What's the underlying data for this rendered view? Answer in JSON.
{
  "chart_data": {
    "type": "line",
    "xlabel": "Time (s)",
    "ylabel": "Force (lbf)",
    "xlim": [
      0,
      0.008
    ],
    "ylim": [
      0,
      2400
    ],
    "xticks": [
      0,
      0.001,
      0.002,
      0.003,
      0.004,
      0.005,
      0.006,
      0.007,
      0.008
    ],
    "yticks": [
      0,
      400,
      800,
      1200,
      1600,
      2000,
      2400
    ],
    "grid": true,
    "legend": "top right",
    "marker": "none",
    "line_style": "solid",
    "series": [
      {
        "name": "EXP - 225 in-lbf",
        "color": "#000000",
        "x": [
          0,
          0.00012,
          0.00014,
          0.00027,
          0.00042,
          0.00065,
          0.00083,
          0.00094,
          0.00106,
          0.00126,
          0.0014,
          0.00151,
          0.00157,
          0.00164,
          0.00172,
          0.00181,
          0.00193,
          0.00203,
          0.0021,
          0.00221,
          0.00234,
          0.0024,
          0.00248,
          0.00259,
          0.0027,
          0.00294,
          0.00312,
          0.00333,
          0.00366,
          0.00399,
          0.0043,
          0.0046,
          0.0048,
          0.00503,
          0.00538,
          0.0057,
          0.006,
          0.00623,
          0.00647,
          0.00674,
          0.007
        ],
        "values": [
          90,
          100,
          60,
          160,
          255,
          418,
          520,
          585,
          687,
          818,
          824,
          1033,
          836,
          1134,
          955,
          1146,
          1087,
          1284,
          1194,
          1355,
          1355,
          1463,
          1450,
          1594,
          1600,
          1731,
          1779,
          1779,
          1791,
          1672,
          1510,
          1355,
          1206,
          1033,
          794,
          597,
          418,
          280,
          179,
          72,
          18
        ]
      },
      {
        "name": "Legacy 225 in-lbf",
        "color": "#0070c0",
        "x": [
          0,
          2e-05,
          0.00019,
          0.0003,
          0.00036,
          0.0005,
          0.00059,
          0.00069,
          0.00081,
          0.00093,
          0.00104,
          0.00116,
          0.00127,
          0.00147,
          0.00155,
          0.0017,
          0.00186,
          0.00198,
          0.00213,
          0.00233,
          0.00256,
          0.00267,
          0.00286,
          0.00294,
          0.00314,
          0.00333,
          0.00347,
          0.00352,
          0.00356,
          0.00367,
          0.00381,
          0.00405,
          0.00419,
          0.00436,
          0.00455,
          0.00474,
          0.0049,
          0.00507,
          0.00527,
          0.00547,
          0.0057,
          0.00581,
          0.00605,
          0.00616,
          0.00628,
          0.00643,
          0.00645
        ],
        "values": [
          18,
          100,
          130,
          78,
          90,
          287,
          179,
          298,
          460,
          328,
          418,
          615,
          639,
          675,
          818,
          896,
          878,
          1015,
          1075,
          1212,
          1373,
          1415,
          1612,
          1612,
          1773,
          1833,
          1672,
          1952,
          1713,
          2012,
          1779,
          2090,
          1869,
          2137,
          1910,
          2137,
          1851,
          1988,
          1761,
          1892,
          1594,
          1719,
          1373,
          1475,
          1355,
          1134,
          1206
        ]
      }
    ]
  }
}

▸ **WHAT THE TASK REQUIRES**: Look through the listing above. Pick out each line with "name" and copy it.

▸ **SOLVED EXERCISE**:
        "name": "EXP - 225 in-lbf",
        "name": "Legacy 225 in-lbf",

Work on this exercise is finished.